The problem:
Transcribe the records below in full; pictures stay out of the copy.

----- Provided data -----

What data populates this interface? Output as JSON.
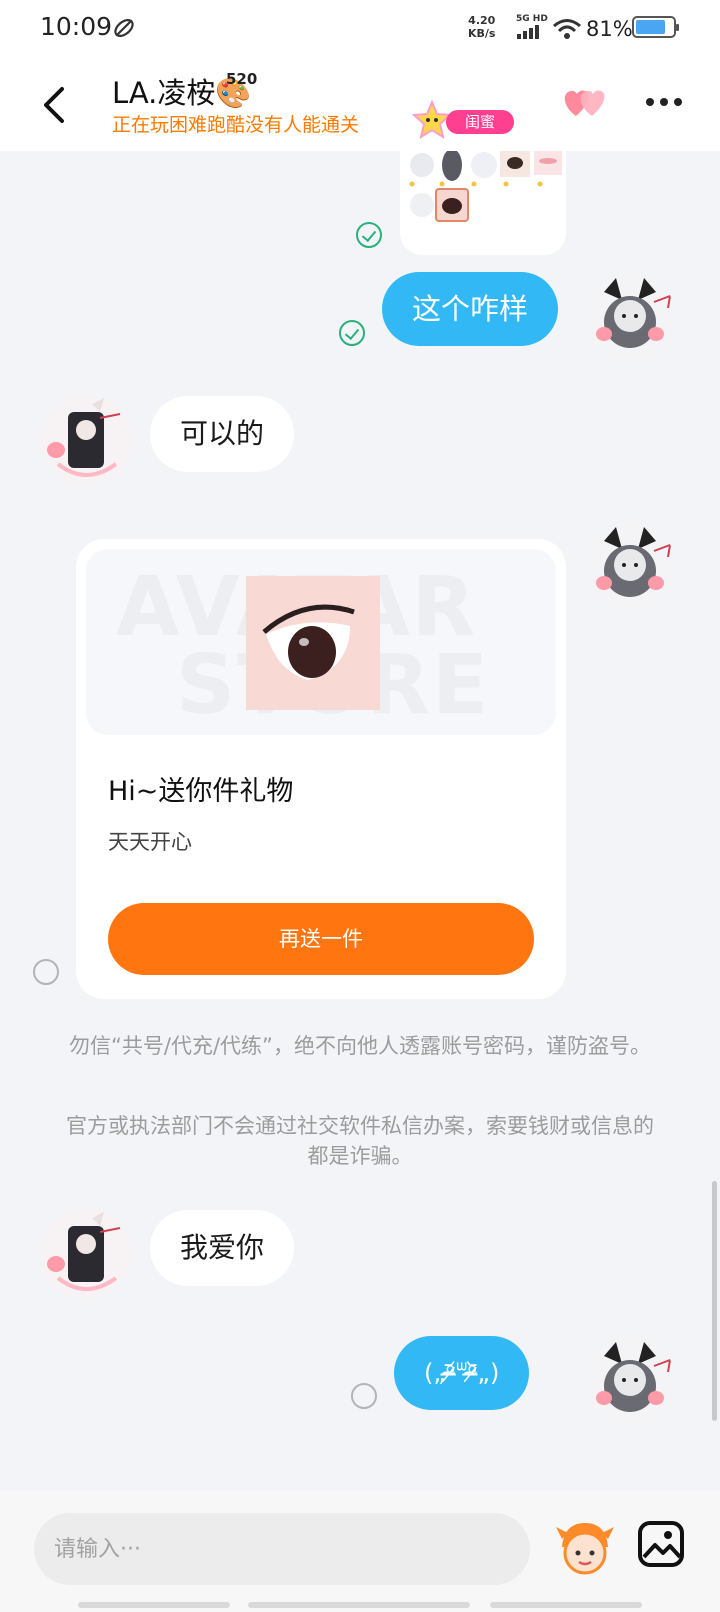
{
  "status_bar": {
    "time": "10:09",
    "net_speed": "4.20",
    "net_unit": "KB/s",
    "net_type": "5G HD",
    "battery_pct": "81%",
    "battery_level": 0.81
  },
  "header": {
    "name": "LA.凌桉🎨",
    "name_badge": "520",
    "status": "正在玩困难跑酷没有人能通关",
    "relation_badge": "闺蜜"
  },
  "messages": {
    "sent_1": "这个咋样",
    "received_1": "可以的",
    "received_2": "我爱你",
    "sent_2": "(„ᵒ̴̶̷᷄ᐜᵒ̴̶̷᷅„)"
  },
  "gift_card": {
    "watermark_line1": "AVATAR",
    "watermark_line2": "STORE",
    "title": "Hi~送你件礼物",
    "desc": "天天开心",
    "button": "再送一件"
  },
  "notices": {
    "notice_1": "勿信“共号/代充/代练”，绝不向他人透露账号密码，谨防盗号。",
    "notice_2": "官方或执法部门不会通过社交软件私信办案，索要钱财或信息的都是诈骗。"
  },
  "input": {
    "placeholder": "请输入···"
  },
  "colors": {
    "accent_orange": "#ff7510",
    "bubble_blue": "#33b8f6",
    "status_orange": "#ff7a00",
    "check_green": "#2ab07a"
  }
}
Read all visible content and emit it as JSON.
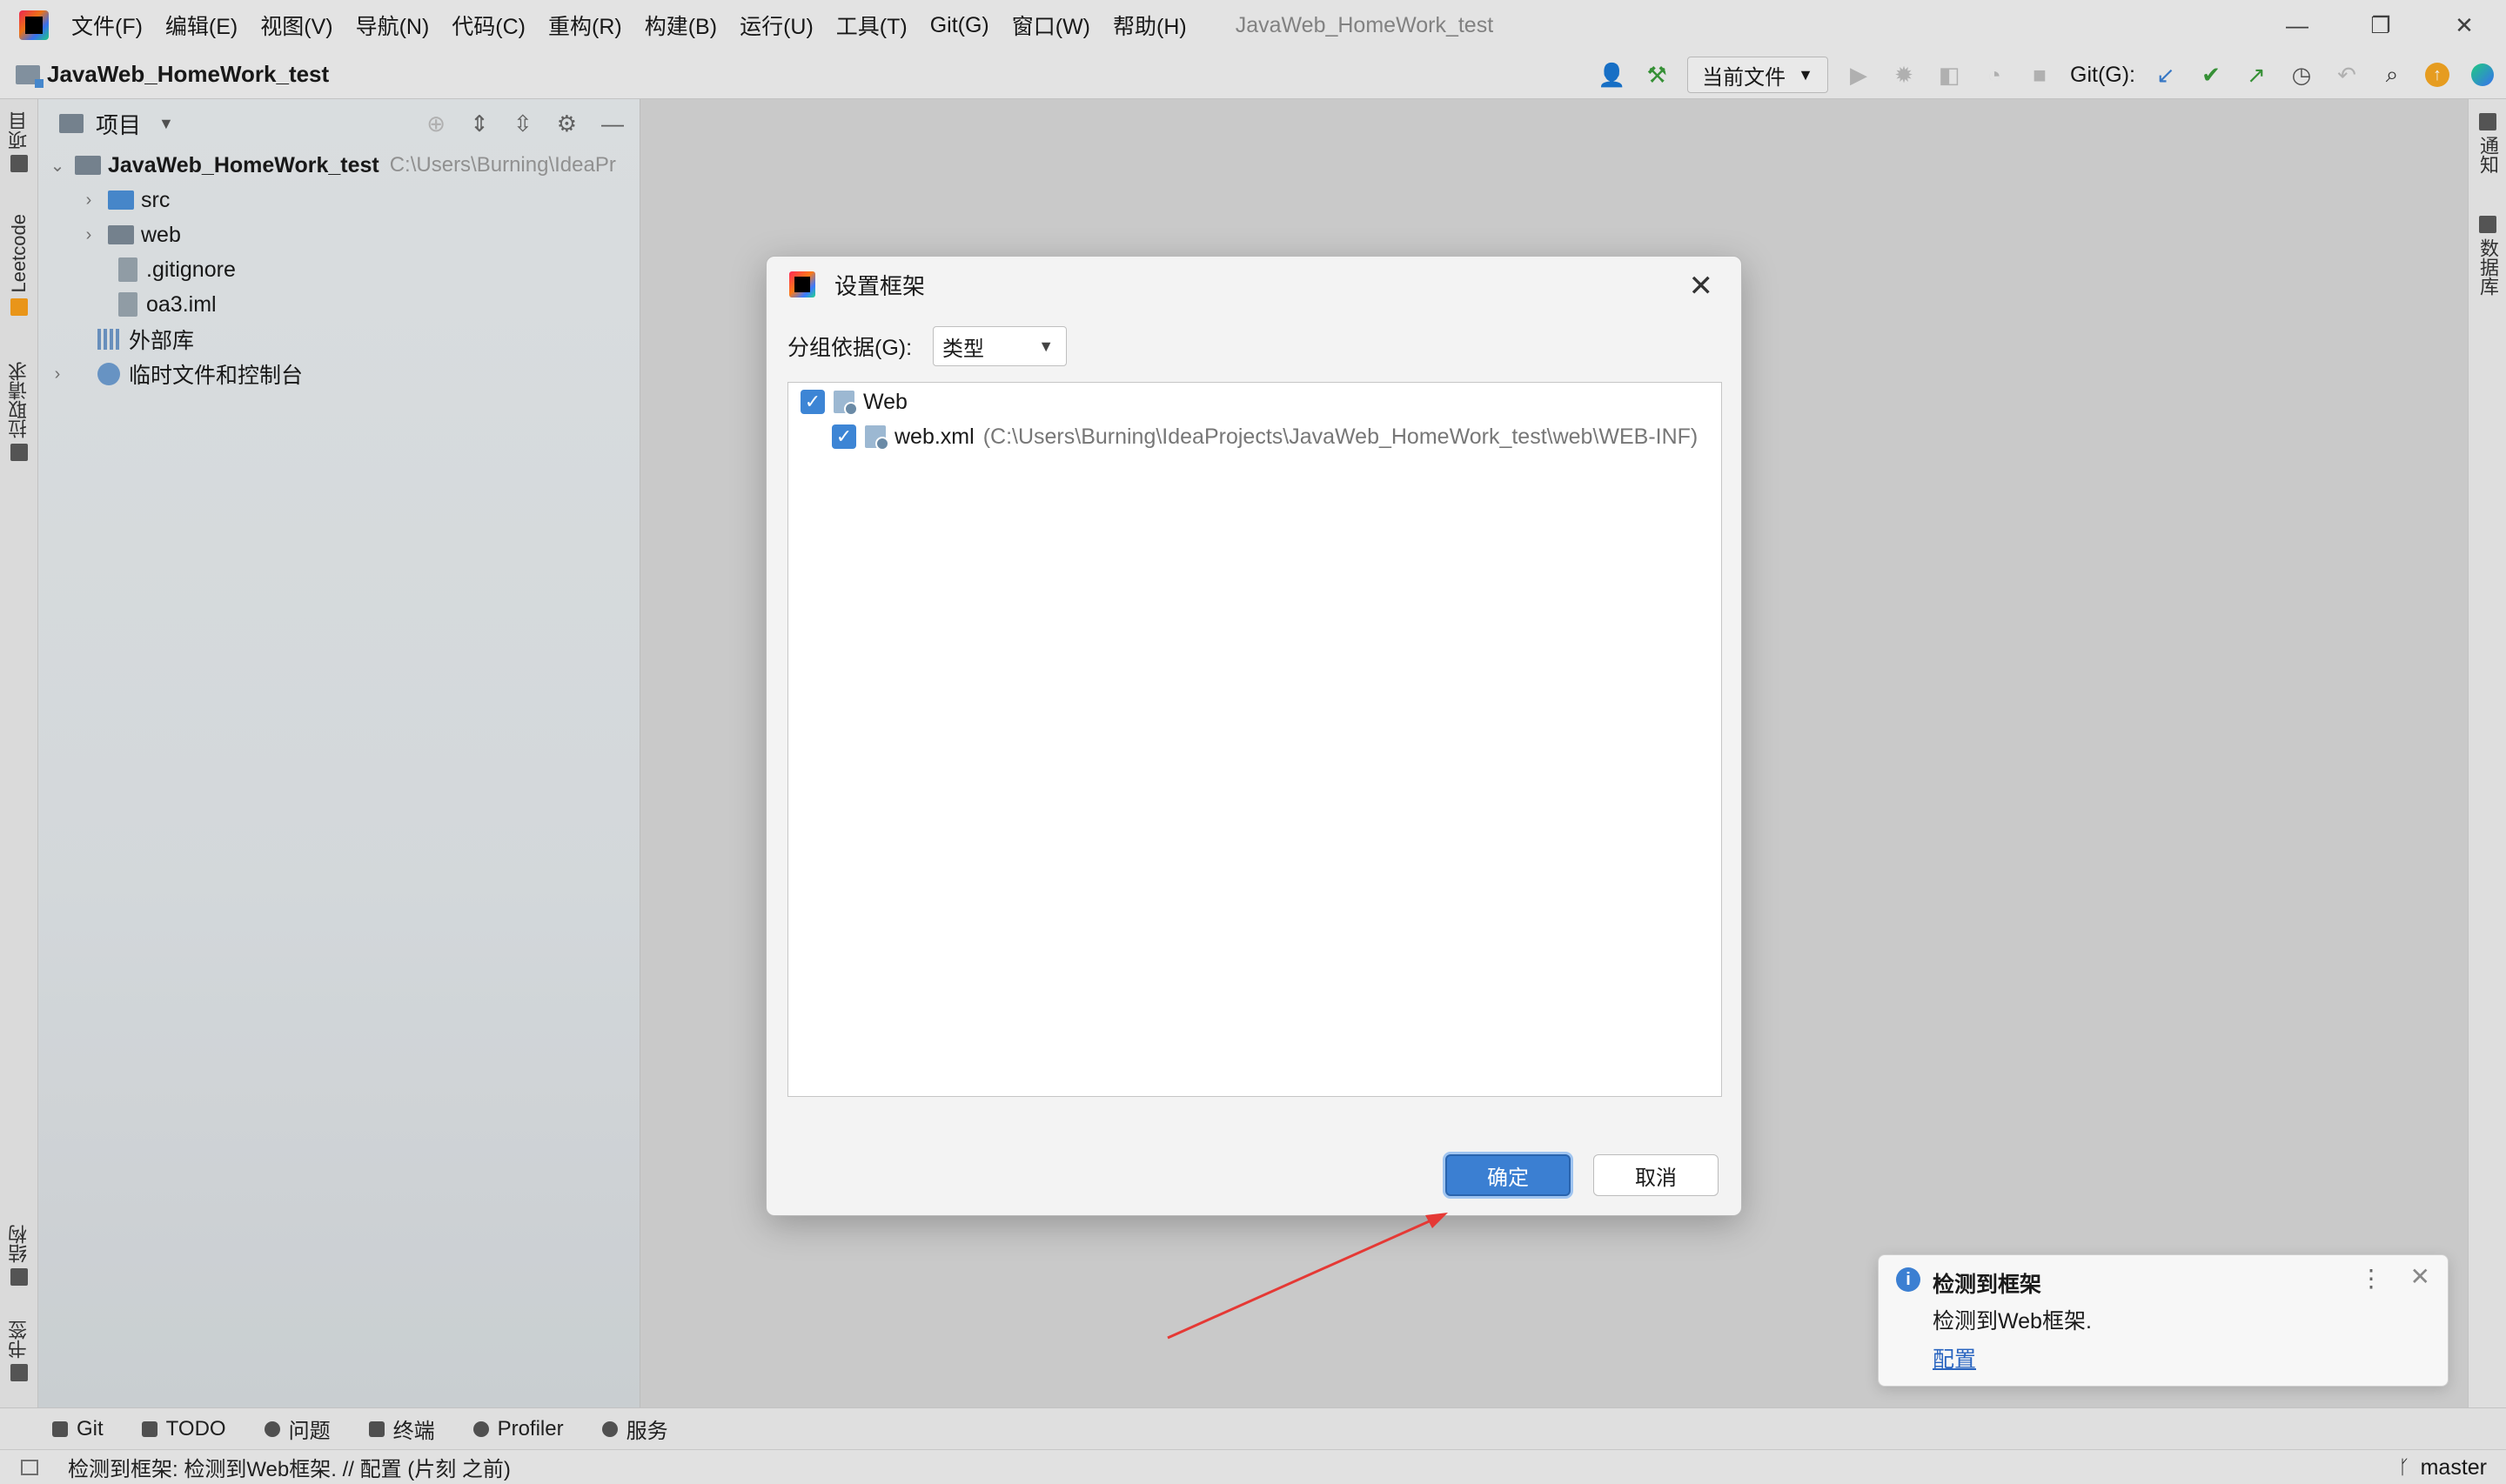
{
  "menubar": {
    "items": [
      "文件(F)",
      "编辑(E)",
      "视图(V)",
      "导航(N)",
      "代码(C)",
      "重构(R)",
      "构建(B)",
      "运行(U)",
      "工具(T)",
      "Git(G)",
      "窗口(W)",
      "帮助(H)"
    ],
    "window_title": "JavaWeb_HomeWork_test"
  },
  "navbar": {
    "project": "JavaWeb_HomeWork_test",
    "run_config": "当前文件",
    "git_label": "Git(G):"
  },
  "left_strip": {
    "tabs": [
      "项目",
      "Leetcode",
      "拉取请求",
      "结构",
      "书签"
    ]
  },
  "right_strip": {
    "tabs": [
      "通知",
      "数据库"
    ]
  },
  "project_panel": {
    "title": "项目",
    "root": {
      "name": "JavaWeb_HomeWork_test",
      "path": "C:\\Users\\Burning\\IdeaPr"
    },
    "items": [
      {
        "label": "src"
      },
      {
        "label": "web"
      },
      {
        "label": ".gitignore"
      },
      {
        "label": "oa3.iml"
      },
      {
        "label": "外部库"
      },
      {
        "label": "临时文件和控制台"
      }
    ]
  },
  "dialog": {
    "title": "设置框架",
    "group_label": "分组依据(G):",
    "group_value": "类型",
    "frameworks": [
      {
        "name": "Web",
        "checked": true
      },
      {
        "name": "web.xml",
        "path": "(C:\\Users\\Burning\\IdeaProjects\\JavaWeb_HomeWork_test\\web\\WEB-INF)",
        "checked": true
      }
    ],
    "ok_label": "确定",
    "cancel_label": "取消"
  },
  "notification": {
    "title": "检测到框架",
    "body": "检测到Web框架.",
    "link": "配置"
  },
  "bottom_tools": [
    "Git",
    "TODO",
    "问题",
    "终端",
    "Profiler",
    "服务"
  ],
  "statusbar": {
    "message": "检测到框架: 检测到Web框架. // 配置 (片刻 之前)",
    "branch": "master"
  },
  "colors": {
    "accent": "#3b7fd2",
    "annotation_arrow": "#e53935"
  }
}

-----

Written solution:
What data populates this interface? Output as JSON.
{
  "status_bar": {
    "time": "10:09",
    "net_speed": "4.20",
    "net_unit": "KB/s",
    "net_type": "5G HD",
    "battery_pct": "81%",
    "battery_level": 0.81
  },
  "header": {
    "name": "LA.凌桉🎨",
    "name_badge": "520",
    "status": "正在玩困难跑酷没有人能通关",
    "relation_badge": "闺蜜"
  },
  "messages": {
    "sent_1": "这个咋样",
    "received_1": "可以的",
    "received_2": "我爱你",
    "sent_2": "(„ᵒ̴̶̷᷄ᐜᵒ̴̶̷᷅„)"
  },
  "gift_card": {
    "watermark_line1": "AVATAR",
    "watermark_line2": "STORE",
    "title": "Hi~送你件礼物",
    "desc": "天天开心",
    "button": "再送一件"
  },
  "notices": {
    "notice_1": "勿信“共号/代充/代练”，绝不向他人透露账号密码，谨防盗号。",
    "notice_2": "官方或执法部门不会通过社交软件私信办案，索要钱财或信息的都是诈骗。"
  },
  "input": {
    "placeholder": "请输入···"
  },
  "colors": {
    "accent_orange": "#ff7510",
    "bubble_blue": "#33b8f6",
    "status_orange": "#ff7a00",
    "check_green": "#2ab07a"
  }
}
Read all visible content and emit it as JSON.
{
  "menubar": {
    "items": [
      "文件(F)",
      "编辑(E)",
      "视图(V)",
      "导航(N)",
      "代码(C)",
      "重构(R)",
      "构建(B)",
      "运行(U)",
      "工具(T)",
      "Git(G)",
      "窗口(W)",
      "帮助(H)"
    ],
    "window_title": "JavaWeb_HomeWork_test"
  },
  "navbar": {
    "project": "JavaWeb_HomeWork_test",
    "run_config": "当前文件",
    "git_label": "Git(G):"
  },
  "left_strip": {
    "tabs": [
      "项目",
      "Leetcode",
      "拉取请求",
      "结构",
      "书签"
    ]
  },
  "right_strip": {
    "tabs": [
      "通知",
      "数据库"
    ]
  },
  "project_panel": {
    "title": "项目",
    "root": {
      "name": "JavaWeb_HomeWork_test",
      "path": "C:\\Users\\Burning\\IdeaPr"
    },
    "items": [
      {
        "label": "src"
      },
      {
        "label": "web"
      },
      {
        "label": ".gitignore"
      },
      {
        "label": "oa3.iml"
      },
      {
        "label": "外部库"
      },
      {
        "label": "临时文件和控制台"
      }
    ]
  },
  "dialog": {
    "title": "设置框架",
    "group_label": "分组依据(G):",
    "group_value": "类型",
    "frameworks": [
      {
        "name": "Web",
        "checked": true
      },
      {
        "name": "web.xml",
        "path": "(C:\\Users\\Burning\\IdeaProjects\\JavaWeb_HomeWork_test\\web\\WEB-INF)",
        "checked": true
      }
    ],
    "ok_label": "确定",
    "cancel_label": "取消"
  },
  "notification": {
    "title": "检测到框架",
    "body": "检测到Web框架.",
    "link": "配置"
  },
  "bottom_tools": [
    "Git",
    "TODO",
    "问题",
    "终端",
    "Profiler",
    "服务"
  ],
  "statusbar": {
    "message": "检测到框架: 检测到Web框架. // 配置 (片刻 之前)",
    "branch": "master"
  },
  "colors": {
    "accent": "#3b7fd2",
    "annotation_arrow": "#e53935"
  }
}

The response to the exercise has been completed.